*Consigne:*
Pouvez-vous présenter toutes les lignes de la liste ci-dessous sous forme de tableau Markdown, avec une colonne « N° » pour le numéro de rang et une colonne « Ligne » pour le texte, sans les lignes vides ?

*Données relevées:*

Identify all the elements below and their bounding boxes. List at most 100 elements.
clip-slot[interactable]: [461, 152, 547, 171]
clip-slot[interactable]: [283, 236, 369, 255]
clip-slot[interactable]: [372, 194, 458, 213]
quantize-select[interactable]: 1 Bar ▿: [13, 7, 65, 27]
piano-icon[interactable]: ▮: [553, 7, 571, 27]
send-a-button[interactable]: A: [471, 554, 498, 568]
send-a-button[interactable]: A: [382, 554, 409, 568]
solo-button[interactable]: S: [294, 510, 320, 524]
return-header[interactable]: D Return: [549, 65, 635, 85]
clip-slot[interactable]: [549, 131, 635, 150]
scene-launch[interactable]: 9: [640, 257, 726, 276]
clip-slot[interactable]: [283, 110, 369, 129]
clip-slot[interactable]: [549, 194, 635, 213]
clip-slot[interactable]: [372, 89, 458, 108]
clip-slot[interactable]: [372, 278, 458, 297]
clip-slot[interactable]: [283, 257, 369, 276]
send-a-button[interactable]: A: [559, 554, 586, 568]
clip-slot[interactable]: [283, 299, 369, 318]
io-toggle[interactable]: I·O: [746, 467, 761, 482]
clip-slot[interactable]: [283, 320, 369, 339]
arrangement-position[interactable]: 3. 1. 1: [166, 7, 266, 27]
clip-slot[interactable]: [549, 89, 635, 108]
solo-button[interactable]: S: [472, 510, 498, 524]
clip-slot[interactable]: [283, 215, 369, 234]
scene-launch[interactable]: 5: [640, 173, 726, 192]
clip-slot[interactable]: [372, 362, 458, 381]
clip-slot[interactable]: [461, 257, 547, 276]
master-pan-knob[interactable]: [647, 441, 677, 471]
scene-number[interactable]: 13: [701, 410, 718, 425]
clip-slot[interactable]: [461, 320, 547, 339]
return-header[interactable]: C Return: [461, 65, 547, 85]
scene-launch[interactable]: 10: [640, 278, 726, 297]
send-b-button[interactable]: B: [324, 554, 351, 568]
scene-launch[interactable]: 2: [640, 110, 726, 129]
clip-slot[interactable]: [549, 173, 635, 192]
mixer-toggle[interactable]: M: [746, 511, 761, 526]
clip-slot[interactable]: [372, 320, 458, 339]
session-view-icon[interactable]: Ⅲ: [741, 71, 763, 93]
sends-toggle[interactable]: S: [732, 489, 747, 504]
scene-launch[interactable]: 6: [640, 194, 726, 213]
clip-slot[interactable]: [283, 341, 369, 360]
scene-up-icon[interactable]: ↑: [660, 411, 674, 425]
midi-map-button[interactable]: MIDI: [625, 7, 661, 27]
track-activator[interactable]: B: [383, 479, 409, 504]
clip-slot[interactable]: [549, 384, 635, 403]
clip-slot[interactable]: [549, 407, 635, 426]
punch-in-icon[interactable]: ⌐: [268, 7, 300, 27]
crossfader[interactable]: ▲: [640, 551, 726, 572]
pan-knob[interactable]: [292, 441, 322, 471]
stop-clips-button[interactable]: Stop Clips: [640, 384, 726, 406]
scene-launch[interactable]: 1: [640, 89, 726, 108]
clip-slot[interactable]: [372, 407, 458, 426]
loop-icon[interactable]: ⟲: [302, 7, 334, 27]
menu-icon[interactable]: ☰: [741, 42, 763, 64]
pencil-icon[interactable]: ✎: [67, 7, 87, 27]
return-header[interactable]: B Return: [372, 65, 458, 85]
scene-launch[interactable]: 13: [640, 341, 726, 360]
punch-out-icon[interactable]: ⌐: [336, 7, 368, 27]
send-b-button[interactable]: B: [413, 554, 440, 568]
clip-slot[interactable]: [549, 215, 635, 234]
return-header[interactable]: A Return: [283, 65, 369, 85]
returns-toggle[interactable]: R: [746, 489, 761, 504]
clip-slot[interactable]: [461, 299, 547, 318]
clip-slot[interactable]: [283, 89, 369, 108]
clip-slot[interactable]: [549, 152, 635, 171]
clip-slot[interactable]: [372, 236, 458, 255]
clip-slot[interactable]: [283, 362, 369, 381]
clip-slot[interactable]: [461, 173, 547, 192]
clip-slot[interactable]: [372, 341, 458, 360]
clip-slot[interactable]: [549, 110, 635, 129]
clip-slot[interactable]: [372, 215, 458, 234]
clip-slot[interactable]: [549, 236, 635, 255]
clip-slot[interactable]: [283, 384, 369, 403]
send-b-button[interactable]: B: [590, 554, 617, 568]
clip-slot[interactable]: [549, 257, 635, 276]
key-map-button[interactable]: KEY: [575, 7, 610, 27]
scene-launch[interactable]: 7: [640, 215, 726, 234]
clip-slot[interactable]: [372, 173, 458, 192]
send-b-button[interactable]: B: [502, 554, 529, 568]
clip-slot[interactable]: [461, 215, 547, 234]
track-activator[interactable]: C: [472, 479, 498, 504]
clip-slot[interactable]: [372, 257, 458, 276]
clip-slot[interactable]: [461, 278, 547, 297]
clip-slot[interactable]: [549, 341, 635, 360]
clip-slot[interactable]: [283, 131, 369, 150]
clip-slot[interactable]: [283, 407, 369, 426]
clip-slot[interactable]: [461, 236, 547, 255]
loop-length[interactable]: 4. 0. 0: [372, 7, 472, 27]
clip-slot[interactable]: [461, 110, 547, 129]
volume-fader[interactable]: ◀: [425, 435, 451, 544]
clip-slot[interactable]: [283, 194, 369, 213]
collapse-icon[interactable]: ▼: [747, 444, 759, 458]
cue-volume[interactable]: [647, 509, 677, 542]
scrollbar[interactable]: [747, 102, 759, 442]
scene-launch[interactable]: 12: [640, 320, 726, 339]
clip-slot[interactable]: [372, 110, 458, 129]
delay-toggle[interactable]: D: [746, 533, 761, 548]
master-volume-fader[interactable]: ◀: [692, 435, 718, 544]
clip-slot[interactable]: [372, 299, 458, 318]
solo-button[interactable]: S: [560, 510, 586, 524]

*Résultat ci-dessous:*
| N° | Ligne |
|---|---|
| 1 | Identify all the elements below and their bounding boxes. List at most 100 elements. |
| 2 | clip-slot[interactable]: [461, 152, 547, 171] |
| 3 | clip-slot[interactable]: [283, 236, 369, 255] |
| 4 | clip-slot[interactable]: [372, 194, 458, 213] |
| 5 | quantize-select[interactable]: 1 Bar ▿: [13, 7, 65, 27] |
| 6 | piano-icon[interactable]: ▮: [553, 7, 571, 27] |
| 7 | send-a-button[interactable]: A: [471, 554, 498, 568] |
| 8 | send-a-button[interactable]: A: [382, 554, 409, 568] |
| 9 | solo-button[interactable]: S: [294, 510, 320, 524] |
| 10 | return-header[interactable]: D Return: [549, 65, 635, 85] |
| 11 | clip-slot[interactable]: [549, 131, 635, 150] |
| 12 | scene-launch[interactable]: 9: [640, 257, 726, 276] |
| 13 | clip-slot[interactable]: [283, 110, 369, 129] |
| 14 | clip-slot[interactable]: [549, 194, 635, 213] |
| 15 | clip-slot[interactable]: [372, 89, 458, 108] |
| 16 | clip-slot[interactable]: [372, 278, 458, 297] |
| 17 | clip-slot[interactable]: [283, 257, 369, 276] |
| 18 | send-a-button[interactable]: A: [559, 554, 586, 568] |
| 19 | clip-slot[interactable]: [283, 299, 369, 318] |
| 20 | io-toggle[interactable]: I·O: [746, 467, 761, 482] |
| 21 | clip-slot[interactable]: [283, 320, 369, 339] |
| 22 | arrangement-position[interactable]: 3. 1. 1: [166, 7, 266, 27] |
| 23 | clip-slot[interactable]: [549, 89, 635, 108] |
| 24 | solo-button[interactable]: S: [472, 510, 498, 524] |
| 25 | clip-slot[interactable]: [283, 215, 369, 234] |
| 26 | scene-launch[interactable]: 5: [640, 173, 726, 192] |
| 27 | clip-slot[interactable]: [372, 362, 458, 381] |
| 28 | clip-slot[interactable]: [461, 257, 547, 276] |
| 29 | master-pan-knob[interactable]: [647, 441, 677, 471] |
| 30 | scene-number[interactable]: 13: [701, 410, 718, 425] |
| 31 | clip-slot[interactable]: [461, 320, 547, 339] |
| 32 | return-header[interactable]: C Return: [461, 65, 547, 85] |
| 33 | scene-launch[interactable]: 10: [640, 278, 726, 297] |
| 34 | send-b-button[interactable]: B: [324, 554, 351, 568] |
| 35 | scene-launch[interactable]: 2: [640, 110, 726, 129] |
| 36 | clip-slot[interactable]: [549, 173, 635, 192] |
| 37 | mixer-toggle[interactable]: M: [746, 511, 761, 526] |
| 38 | clip-slot[interactable]: [372, 320, 458, 339] |
| 39 | session-view-icon[interactable]: Ⅲ: [741, 71, 763, 93] |
| 40 | sends-toggle[interactable]: S: [732, 489, 747, 504] |
| 41 | scene-launch[interactable]: 6: [640, 194, 726, 213] |
| 42 | clip-slot[interactable]: [283, 341, 369, 360] |
| 43 | scene-up-icon[interactable]: ↑: [660, 411, 674, 425] |
| 44 | midi-map-button[interactable]: MIDI: [625, 7, 661, 27] |
| 45 | track-activator[interactable]: B: [383, 479, 409, 504] |
| 46 | clip-slot[interactable]: [549, 384, 635, 403] |
| 47 | clip-slot[interactable]: [549, 407, 635, 426] |
| 48 | punch-in-icon[interactable]: ⌐: [268, 7, 300, 27] |
| 49 | crossfader[interactable]: ▲: [640, 551, 726, 572] |
| 50 | pan-knob[interactable]: [292, 441, 322, 471] |
| 51 | stop-clips-button[interactable]: Stop Clips: [640, 384, 726, 406] |
| 52 | scene-launch[interactable]: 1: [640, 89, 726, 108] |
| 53 | clip-slot[interactable]: [372, 407, 458, 426] |
| 54 | loop-icon[interactable]: ⟲: [302, 7, 334, 27] |
| 55 | menu-icon[interactable]: ☰: [741, 42, 763, 64] |
| 56 | pencil-icon[interactable]: ✎: [67, 7, 87, 27] |
| 57 | return-header[interactable]: B Return: [372, 65, 458, 85] |
| 58 | scene-launch[interactable]: 13: [640, 341, 726, 360] |
| 59 | punch-out-icon[interactable]: ⌐: [336, 7, 368, 27] |
| 60 | send-b-button[interactable]: B: [413, 554, 440, 568] |
| 61 | clip-slot[interactable]: [549, 215, 635, 234] |
| 62 | return-header[interactable]: A Return: [283, 65, 369, 85] |
| 63 | returns-toggle[interactable]: R: [746, 489, 761, 504] |
| 64 | clip-slot[interactable]: [461, 299, 547, 318] |
| 65 | clip-slot[interactable]: [283, 89, 369, 108] |
| 66 | clip-slot[interactable]: [549, 152, 635, 171] |
| 67 | clip-slot[interactable]: [372, 236, 458, 255] |
| 68 | clip-slot[interactable]: [283, 362, 369, 381] |
| 69 | clip-slot[interactable]: [461, 173, 547, 192] |
| 70 | clip-slot[interactable]: [372, 341, 458, 360] |
| 71 | clip-slot[interactable]: [549, 110, 635, 129] |
| 72 | clip-slot[interactable]: [372, 215, 458, 234] |
| 73 | clip-slot[interactable]: [549, 236, 635, 255] |
| 74 | clip-slot[interactable]: [283, 384, 369, 403] |
| 75 | send-b-button[interactable]: B: [590, 554, 617, 568] |
| 76 | clip-slot[interactable]: [549, 257, 635, 276] |
| 77 | key-map-button[interactable]: KEY: [575, 7, 610, 27] |
| 78 | scene-launch[interactable]: 7: [640, 215, 726, 234] |
| 79 | clip-slot[interactable]: [372, 173, 458, 192] |
| 80 | send-b-button[interactable]: B: [502, 554, 529, 568] |
| 81 | clip-slot[interactable]: [461, 215, 547, 234] |
| 82 | track-activator[interactable]: C: [472, 479, 498, 504] |
| 83 | clip-slot[interactable]: [372, 257, 458, 276] |
| 84 | clip-slot[interactable]: [461, 278, 547, 297] |
| 85 | clip-slot[interactable]: [549, 341, 635, 360] |
| 86 | clip-slot[interactable]: [283, 131, 369, 150] |
| 87 | clip-slot[interactable]: [283, 407, 369, 426] |
| 88 | clip-slot[interactable]: [461, 236, 547, 255] |
| 89 | loop-length[interactable]: 4. 0. 0: [372, 7, 472, 27] |
| 90 | clip-slot[interactable]: [461, 110, 547, 129] |
| 91 | volume-fader[interactable]: ◀: [425, 435, 451, 544] |
| 92 | clip-slot[interactable]: [283, 194, 369, 213] |
| 93 | collapse-icon[interactable]: ▼: [747, 444, 759, 458] |
| 94 | cue-volume[interactable]: [647, 509, 677, 542] |
| 95 | scrollbar[interactable]: [747, 102, 759, 442] |
| 96 | scene-launch[interactable]: 12: [640, 320, 726, 339] |
| 97 | clip-slot[interactable]: [372, 110, 458, 129] |
| 98 | delay-toggle[interactable]: D: [746, 533, 761, 548] |
| 99 | master-volume-fader[interactable]: ◀: [692, 435, 718, 544] |
| 100 | clip-slot[interactable]: [372, 299, 458, 318] |
| 101 | solo-button[interactable]: S: [560, 510, 586, 524] |